▸ **Work item**: The records follow. Give them all back exactly.

▸ **Data for processing**:
------------------------------

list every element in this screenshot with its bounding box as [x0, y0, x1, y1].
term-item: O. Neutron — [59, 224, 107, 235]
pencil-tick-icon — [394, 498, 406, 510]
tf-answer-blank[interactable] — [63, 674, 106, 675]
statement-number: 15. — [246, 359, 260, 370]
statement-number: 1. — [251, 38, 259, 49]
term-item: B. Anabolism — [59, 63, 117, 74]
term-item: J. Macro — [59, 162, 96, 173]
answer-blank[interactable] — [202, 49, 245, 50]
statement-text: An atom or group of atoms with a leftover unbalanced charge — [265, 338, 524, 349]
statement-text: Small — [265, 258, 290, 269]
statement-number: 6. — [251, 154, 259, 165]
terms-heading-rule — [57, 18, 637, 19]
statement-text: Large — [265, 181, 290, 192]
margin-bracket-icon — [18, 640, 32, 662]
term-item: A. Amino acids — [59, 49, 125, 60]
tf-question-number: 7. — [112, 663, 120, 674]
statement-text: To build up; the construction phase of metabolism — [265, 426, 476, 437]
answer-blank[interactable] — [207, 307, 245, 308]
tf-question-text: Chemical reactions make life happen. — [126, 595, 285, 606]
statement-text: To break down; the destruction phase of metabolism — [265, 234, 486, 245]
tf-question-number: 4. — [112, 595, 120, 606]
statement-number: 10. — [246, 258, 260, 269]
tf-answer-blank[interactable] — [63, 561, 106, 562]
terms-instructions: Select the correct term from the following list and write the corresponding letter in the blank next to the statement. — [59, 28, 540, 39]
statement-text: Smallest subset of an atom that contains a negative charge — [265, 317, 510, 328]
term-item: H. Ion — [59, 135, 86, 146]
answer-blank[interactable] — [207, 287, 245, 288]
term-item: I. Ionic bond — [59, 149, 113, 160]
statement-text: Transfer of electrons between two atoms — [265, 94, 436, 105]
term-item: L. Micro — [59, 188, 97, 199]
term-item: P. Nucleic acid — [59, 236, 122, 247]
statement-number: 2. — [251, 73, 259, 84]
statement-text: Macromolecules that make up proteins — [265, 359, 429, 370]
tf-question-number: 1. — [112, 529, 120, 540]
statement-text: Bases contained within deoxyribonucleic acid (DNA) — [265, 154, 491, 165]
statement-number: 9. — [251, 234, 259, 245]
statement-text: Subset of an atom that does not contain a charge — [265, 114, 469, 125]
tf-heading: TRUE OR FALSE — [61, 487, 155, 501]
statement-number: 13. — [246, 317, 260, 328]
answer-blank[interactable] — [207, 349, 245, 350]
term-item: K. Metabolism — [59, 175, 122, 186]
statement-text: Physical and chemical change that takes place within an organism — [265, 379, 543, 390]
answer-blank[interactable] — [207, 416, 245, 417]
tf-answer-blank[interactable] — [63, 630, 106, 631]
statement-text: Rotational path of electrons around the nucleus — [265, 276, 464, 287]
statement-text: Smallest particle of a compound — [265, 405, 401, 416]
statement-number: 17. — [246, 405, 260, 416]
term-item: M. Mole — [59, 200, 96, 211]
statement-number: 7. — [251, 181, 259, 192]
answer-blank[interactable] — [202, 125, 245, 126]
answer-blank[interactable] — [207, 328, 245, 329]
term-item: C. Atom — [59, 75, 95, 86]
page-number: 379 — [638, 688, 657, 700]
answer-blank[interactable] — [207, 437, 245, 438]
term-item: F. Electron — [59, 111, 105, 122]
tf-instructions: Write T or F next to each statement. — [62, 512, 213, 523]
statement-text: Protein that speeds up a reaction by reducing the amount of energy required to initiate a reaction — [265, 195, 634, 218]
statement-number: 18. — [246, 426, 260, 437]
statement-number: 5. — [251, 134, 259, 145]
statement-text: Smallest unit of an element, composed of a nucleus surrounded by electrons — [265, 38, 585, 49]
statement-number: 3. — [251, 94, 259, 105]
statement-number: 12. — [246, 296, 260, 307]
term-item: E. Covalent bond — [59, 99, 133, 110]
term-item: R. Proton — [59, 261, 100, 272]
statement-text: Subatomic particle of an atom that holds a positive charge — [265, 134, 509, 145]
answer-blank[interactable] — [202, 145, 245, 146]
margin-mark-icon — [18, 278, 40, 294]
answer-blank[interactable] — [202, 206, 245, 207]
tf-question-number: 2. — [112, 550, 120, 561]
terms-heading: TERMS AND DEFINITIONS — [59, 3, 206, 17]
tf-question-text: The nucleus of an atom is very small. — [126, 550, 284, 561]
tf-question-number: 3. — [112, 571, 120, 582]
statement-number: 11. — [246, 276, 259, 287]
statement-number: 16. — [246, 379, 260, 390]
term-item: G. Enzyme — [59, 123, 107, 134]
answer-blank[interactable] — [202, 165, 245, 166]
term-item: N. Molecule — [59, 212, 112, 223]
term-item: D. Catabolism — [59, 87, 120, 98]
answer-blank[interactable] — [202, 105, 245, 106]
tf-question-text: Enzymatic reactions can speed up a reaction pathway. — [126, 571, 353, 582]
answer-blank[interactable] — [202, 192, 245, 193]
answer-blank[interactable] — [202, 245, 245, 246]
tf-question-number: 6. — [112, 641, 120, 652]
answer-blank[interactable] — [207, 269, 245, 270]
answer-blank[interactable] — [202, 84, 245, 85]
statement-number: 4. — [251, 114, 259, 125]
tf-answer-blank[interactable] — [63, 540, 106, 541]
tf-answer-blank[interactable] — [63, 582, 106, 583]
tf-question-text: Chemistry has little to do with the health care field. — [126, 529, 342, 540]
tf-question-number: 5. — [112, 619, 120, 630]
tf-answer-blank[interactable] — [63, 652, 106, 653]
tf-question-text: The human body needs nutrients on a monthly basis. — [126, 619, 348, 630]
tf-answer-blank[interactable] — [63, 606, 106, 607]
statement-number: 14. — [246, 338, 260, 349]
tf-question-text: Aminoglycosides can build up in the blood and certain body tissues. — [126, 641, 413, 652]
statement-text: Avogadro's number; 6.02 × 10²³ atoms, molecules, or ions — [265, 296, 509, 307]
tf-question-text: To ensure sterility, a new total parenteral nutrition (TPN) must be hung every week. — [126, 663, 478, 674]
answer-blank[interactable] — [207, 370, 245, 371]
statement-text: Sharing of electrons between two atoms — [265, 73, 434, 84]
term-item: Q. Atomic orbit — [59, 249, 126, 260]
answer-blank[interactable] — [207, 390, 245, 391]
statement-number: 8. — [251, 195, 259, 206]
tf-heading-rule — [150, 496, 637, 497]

------------------------------

▸ **Finished exercise**:
list every element in this screenshot with its bounding box as [x0, y0, x1, y1].
term-item: O. Neutron — [59, 224, 107, 235]
pencil-tick-icon — [394, 498, 406, 510]
tf-answer-blank[interactable] — [63, 674, 106, 675]
statement-number: 15. — [246, 359, 260, 370]
statement-number: 1. — [251, 38, 259, 49]
term-item: B. Anabolism — [59, 63, 117, 74]
term-item: J. Macro — [59, 162, 96, 173]
answer-blank[interactable] — [202, 49, 245, 50]
statement-text: An atom or group of atoms with a leftover unbalanced charge — [265, 338, 524, 349]
statement-text: Small — [265, 258, 290, 269]
statement-number: 6. — [251, 154, 259, 165]
terms-heading-rule — [57, 18, 637, 19]
statement-text: Large — [265, 181, 290, 192]
margin-bracket-icon — [18, 640, 32, 662]
term-item: A. Amino acids — [59, 49, 125, 60]
tf-question-number: 7. — [112, 663, 120, 674]
statement-text: To build up; the construction phase of metabolism — [265, 426, 476, 437]
answer-blank[interactable] — [207, 307, 245, 308]
tf-question-text: Chemical reactions make life happen. — [126, 595, 285, 606]
statement-text: To break down; the destruction phase of metabolism — [265, 234, 486, 245]
tf-question-number: 4. — [112, 595, 120, 606]
statement-number: 10. — [246, 258, 260, 269]
tf-answer-blank[interactable] — [63, 561, 106, 562]
terms-instructions: Select the correct term from the following list and write the corresponding letter in the blank next to the statement. — [59, 28, 540, 39]
statement-text: Smallest subset of an atom that contains a negative charge — [265, 317, 510, 328]
term-item: H. Ion — [59, 135, 86, 146]
answer-blank[interactable] — [207, 287, 245, 288]
term-item: I. Ionic bond — [59, 149, 113, 160]
statement-text: Transfer of electrons between two atoms — [265, 94, 436, 105]
term-item: L. Micro — [59, 188, 97, 199]
term-item: P. Nucleic acid — [59, 236, 122, 247]
statement-number: 2. — [251, 73, 259, 84]
statement-text: Macromolecules that make up proteins — [265, 359, 429, 370]
tf-question-number: 1. — [112, 529, 120, 540]
statement-text: Bases contained within deoxyribonucleic acid (DNA) — [265, 154, 491, 165]
statement-number: 9. — [251, 234, 259, 245]
statement-text: Subset of an atom that does not contain a charge — [265, 114, 469, 125]
tf-heading: TRUE OR FALSE — [61, 487, 155, 501]
statement-number: 13. — [246, 317, 260, 328]
answer-blank[interactable] — [207, 349, 245, 350]
term-item: K. Metabolism — [59, 175, 122, 186]
statement-text: Physical and chemical change that takes place within an organism — [265, 379, 543, 390]
answer-blank[interactable] — [207, 416, 245, 417]
tf-answer-blank[interactable] — [63, 630, 106, 631]
statement-text: Rotational path of electrons around the nucleus — [265, 276, 464, 287]
statement-text: Smallest particle of a compound — [265, 405, 401, 416]
statement-number: 17. — [246, 405, 260, 416]
term-item: M. Mole — [59, 200, 96, 211]
statement-number: 7. — [251, 181, 259, 192]
answer-blank[interactable] — [202, 125, 245, 126]
answer-blank[interactable] — [207, 328, 245, 329]
term-item: C. Atom — [59, 75, 95, 86]
page-number: 379 — [638, 688, 657, 700]
answer-blank[interactable] — [207, 437, 245, 438]
term-item: F. Electron — [59, 111, 105, 122]
tf-instructions: Write T or F next to each statement. — [62, 512, 213, 523]
statement-text: Protein that speeds up a reaction by reducing the amount of energy required to initiate a reaction — [265, 195, 634, 218]
statement-number: 18. — [246, 426, 260, 437]
statement-number: 5. — [251, 134, 259, 145]
statement-text: Smallest unit of an element, composed of a nucleus surrounded by electrons — [265, 38, 585, 49]
statement-number: 3. — [251, 94, 259, 105]
statement-number: 12. — [246, 296, 260, 307]
term-item: E. Covalent bond — [59, 99, 133, 110]
term-item: R. Proton — [59, 261, 100, 272]
statement-text: Subatomic particle of an atom that holds a positive charge — [265, 134, 509, 145]
answer-blank[interactable] — [202, 145, 245, 146]
margin-mark-icon — [18, 278, 40, 294]
answer-blank[interactable] — [202, 206, 245, 207]
tf-question-number: 2. — [112, 550, 120, 561]
terms-heading: TERMS AND DEFINITIONS — [59, 3, 206, 17]
tf-question-text: The nucleus of an atom is very small. — [126, 550, 284, 561]
tf-question-number: 3. — [112, 571, 120, 582]
statement-number: 11. — [246, 276, 259, 287]
statement-number: 16. — [246, 379, 260, 390]
term-item: G. Enzyme — [59, 123, 107, 134]
answer-blank[interactable] — [202, 165, 245, 166]
term-item: N. Molecule — [59, 212, 112, 223]
term-item: D. Catabolism — [59, 87, 120, 98]
answer-blank[interactable] — [202, 105, 245, 106]
tf-question-text: Enzymatic reactions can speed up a reaction pathway. — [126, 571, 353, 582]
answer-blank[interactable] — [202, 192, 245, 193]
answer-blank[interactable] — [202, 245, 245, 246]
tf-question-number: 6. — [112, 641, 120, 652]
answer-blank[interactable] — [207, 269, 245, 270]
answer-blank[interactable] — [202, 84, 245, 85]
statement-number: 4. — [251, 114, 259, 125]
tf-answer-blank[interactable] — [63, 540, 106, 541]
tf-answer-blank[interactable] — [63, 582, 106, 583]
tf-question-text: Chemistry has little to do with the health care field. — [126, 529, 342, 540]
tf-question-number: 5. — [112, 619, 120, 630]
tf-answer-blank[interactable] — [63, 652, 106, 653]
tf-question-text: The human body needs nutrients on a monthly basis. — [126, 619, 348, 630]
tf-answer-blank[interactable] — [63, 606, 106, 607]
statement-number: 14. — [246, 338, 260, 349]
tf-question-text: Aminoglycosides can build up in the blood and certain body tissues. — [126, 641, 413, 652]
statement-text: Avogadro's number; 6.02 × 10²³ atoms, molecules, or ions — [265, 296, 509, 307]
tf-question-text: To ensure sterility, a new total parenteral nutrition (TPN) must be hung every week. — [126, 663, 478, 674]
answer-blank[interactable] — [207, 370, 245, 371]
statement-text: Sharing of electrons between two atoms — [265, 73, 434, 84]
term-item: Q. Atomic orbit — [59, 249, 126, 260]
answer-blank[interactable] — [207, 390, 245, 391]
statement-number: 8. — [251, 195, 259, 206]
tf-heading-rule — [150, 496, 637, 497]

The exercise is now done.